**Stored records:**
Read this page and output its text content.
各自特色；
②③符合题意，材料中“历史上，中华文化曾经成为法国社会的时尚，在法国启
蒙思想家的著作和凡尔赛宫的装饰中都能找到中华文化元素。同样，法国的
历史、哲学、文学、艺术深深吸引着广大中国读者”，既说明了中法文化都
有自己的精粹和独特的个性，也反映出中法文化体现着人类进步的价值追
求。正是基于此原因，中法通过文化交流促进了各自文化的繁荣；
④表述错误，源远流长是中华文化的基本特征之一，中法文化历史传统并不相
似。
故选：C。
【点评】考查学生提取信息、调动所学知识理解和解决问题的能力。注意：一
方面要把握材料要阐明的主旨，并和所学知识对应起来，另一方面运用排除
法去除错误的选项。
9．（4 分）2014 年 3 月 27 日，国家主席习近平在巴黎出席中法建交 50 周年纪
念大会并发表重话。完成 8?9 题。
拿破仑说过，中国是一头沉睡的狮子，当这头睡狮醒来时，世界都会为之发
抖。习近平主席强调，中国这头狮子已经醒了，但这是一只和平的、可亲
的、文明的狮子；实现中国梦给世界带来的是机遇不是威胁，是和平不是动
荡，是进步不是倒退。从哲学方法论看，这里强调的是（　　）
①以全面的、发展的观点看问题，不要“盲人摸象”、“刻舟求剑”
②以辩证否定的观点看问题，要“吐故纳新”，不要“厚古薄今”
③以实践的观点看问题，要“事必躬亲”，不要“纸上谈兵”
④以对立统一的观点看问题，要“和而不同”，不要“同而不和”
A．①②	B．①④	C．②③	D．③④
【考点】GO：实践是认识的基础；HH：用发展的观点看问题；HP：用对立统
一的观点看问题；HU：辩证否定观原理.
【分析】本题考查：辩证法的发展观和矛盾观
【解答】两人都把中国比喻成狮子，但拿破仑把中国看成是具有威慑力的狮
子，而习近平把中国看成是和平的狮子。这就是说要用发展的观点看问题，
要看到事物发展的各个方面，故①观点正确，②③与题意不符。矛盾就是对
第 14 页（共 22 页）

...

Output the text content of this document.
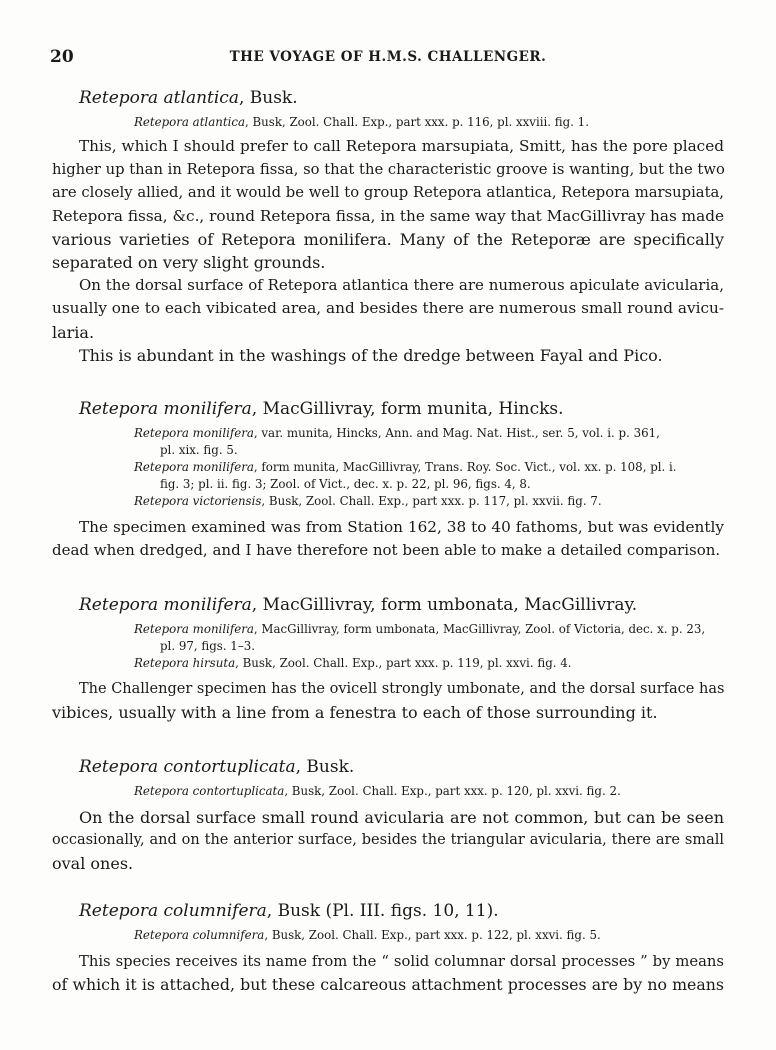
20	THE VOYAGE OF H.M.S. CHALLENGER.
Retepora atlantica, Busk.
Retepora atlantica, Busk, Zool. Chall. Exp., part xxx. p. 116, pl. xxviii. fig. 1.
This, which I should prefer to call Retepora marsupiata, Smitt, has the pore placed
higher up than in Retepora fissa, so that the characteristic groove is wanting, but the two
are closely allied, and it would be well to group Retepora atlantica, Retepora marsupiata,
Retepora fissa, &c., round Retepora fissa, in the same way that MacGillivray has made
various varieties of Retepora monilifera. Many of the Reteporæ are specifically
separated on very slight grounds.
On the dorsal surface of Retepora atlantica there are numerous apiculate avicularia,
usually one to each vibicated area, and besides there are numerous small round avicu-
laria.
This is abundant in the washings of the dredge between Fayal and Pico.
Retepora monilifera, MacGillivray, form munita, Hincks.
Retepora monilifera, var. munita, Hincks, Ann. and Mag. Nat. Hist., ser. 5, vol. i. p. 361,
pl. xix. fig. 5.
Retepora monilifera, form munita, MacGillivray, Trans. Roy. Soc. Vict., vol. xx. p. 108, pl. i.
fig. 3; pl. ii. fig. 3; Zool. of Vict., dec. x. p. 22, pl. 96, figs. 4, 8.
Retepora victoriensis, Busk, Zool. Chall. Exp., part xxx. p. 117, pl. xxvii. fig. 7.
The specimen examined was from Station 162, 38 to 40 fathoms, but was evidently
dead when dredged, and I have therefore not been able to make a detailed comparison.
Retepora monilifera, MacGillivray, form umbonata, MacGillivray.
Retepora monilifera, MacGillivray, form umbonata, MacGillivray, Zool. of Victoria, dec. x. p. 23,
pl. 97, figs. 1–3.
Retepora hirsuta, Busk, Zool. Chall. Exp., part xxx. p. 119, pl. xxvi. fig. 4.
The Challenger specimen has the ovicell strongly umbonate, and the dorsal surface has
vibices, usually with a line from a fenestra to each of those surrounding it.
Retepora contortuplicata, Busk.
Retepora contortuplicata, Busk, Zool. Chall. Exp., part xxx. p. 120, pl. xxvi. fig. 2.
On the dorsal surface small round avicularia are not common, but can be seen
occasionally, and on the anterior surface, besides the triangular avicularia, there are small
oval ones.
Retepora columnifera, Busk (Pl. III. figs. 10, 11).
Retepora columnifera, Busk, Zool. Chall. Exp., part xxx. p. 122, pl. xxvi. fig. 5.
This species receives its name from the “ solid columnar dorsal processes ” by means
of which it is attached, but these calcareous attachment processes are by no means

...

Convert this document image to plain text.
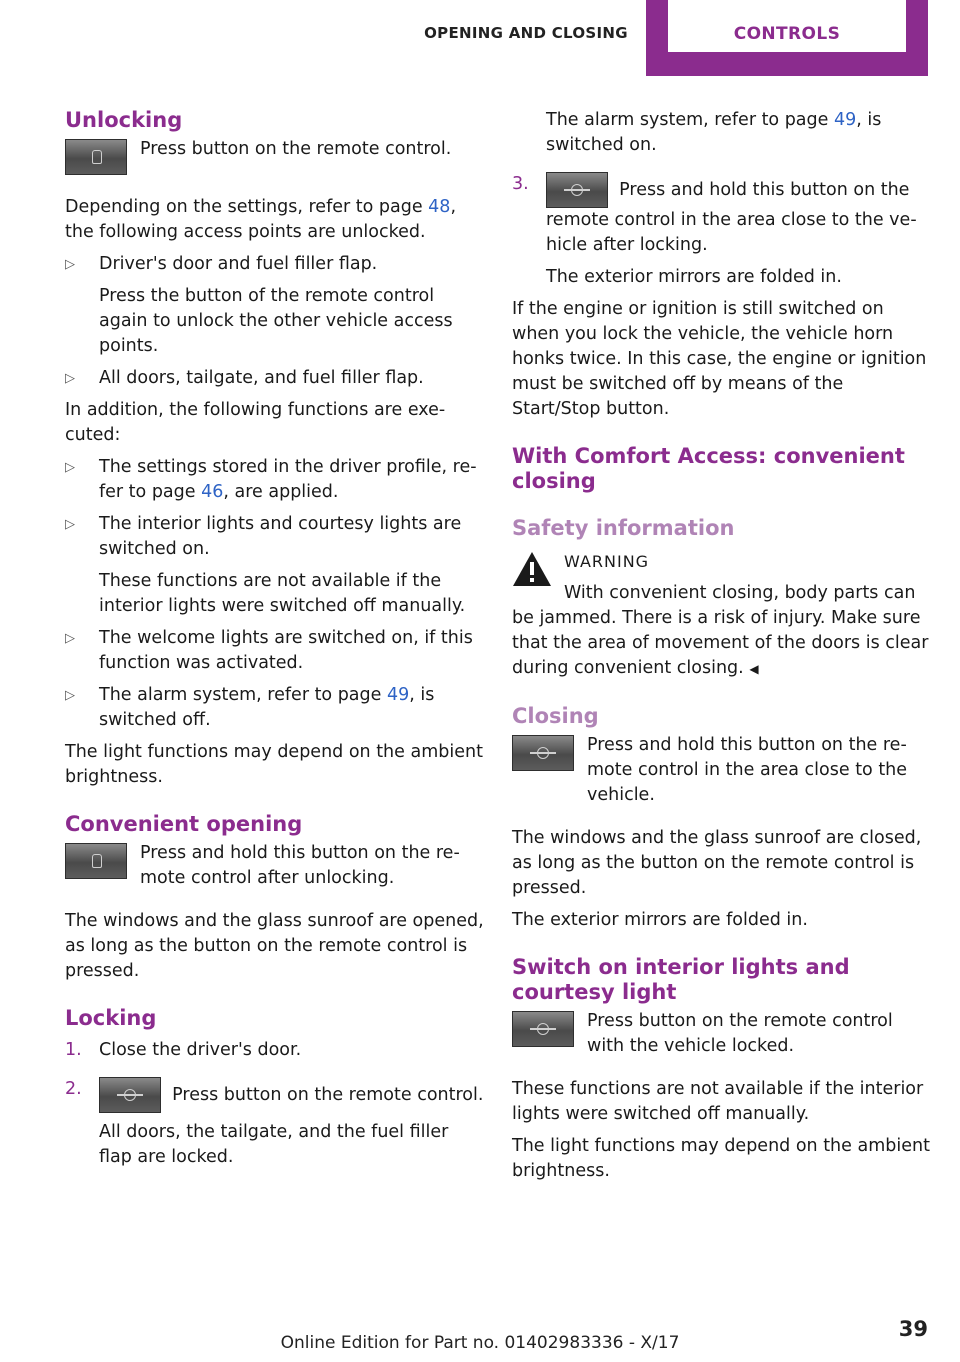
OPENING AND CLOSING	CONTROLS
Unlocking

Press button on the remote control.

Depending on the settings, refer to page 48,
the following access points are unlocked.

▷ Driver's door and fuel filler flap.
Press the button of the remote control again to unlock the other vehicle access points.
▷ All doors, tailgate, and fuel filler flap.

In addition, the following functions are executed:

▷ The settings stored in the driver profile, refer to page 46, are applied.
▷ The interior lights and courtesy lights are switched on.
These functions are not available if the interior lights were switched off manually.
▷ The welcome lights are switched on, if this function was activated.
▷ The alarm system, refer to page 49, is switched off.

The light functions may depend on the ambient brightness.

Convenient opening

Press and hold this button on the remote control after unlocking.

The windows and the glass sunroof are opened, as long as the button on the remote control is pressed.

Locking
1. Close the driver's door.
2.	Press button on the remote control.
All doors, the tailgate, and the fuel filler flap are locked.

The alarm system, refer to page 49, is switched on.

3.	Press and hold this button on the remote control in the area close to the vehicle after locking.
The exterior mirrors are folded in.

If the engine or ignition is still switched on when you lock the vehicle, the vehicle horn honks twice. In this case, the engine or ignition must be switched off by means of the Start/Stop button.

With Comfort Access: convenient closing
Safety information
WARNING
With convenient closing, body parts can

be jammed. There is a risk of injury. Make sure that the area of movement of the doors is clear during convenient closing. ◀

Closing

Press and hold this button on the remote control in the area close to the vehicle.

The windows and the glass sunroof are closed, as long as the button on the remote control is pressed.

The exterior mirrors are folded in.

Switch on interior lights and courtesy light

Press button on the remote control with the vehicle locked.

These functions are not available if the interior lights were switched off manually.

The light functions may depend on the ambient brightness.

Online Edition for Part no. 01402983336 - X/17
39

**TO BE DONE:**
Go through the records and pull out each line that includes the word "besides".

**WRITTEN REPLY:**
usually one to each vibicated area, and besides there are numerous small round avicu-
occasionally, and on the anterior surface, besides the triangular avicularia, there are small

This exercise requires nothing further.